AIM: Examine the material below and count the lines that hold the word "utilisateur". Report only the number.

AVAILABLE DATA:
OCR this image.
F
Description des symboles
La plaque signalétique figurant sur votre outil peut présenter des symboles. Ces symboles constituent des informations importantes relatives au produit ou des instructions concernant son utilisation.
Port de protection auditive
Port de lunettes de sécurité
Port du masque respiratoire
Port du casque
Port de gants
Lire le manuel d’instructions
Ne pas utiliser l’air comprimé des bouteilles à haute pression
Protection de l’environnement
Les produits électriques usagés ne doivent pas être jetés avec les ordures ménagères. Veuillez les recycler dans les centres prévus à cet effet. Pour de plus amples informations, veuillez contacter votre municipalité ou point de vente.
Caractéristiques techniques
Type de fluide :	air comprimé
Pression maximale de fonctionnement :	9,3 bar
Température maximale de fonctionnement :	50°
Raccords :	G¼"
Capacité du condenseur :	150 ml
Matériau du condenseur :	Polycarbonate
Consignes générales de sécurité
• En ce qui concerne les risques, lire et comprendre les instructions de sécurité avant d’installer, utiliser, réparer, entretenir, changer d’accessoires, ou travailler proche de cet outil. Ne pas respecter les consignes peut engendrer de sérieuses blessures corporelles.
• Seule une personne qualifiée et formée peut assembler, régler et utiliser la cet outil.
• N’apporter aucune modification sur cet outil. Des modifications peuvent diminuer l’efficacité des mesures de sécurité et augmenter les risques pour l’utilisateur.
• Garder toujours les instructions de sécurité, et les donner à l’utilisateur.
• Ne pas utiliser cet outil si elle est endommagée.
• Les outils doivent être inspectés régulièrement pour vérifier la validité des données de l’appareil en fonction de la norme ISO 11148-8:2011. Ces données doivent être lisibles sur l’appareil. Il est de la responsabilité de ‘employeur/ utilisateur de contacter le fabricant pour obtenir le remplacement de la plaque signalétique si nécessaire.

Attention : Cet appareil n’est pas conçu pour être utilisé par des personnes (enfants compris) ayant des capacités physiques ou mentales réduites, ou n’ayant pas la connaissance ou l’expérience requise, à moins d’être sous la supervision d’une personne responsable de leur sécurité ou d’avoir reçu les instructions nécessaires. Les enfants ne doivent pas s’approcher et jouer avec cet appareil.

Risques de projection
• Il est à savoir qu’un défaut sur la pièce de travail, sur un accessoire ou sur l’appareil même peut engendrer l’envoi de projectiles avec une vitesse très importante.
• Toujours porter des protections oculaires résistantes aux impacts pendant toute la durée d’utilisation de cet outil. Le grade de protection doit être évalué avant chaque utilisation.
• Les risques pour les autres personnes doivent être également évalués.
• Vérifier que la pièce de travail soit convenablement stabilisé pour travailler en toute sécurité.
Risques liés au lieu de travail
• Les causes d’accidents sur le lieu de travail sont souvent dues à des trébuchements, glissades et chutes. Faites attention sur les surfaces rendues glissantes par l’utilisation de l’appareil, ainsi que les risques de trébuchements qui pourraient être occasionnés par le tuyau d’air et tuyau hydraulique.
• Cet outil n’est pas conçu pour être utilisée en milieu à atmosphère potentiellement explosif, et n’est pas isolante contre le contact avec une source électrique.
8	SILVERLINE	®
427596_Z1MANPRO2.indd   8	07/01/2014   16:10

ANSWER TO THE PROBLEM: 3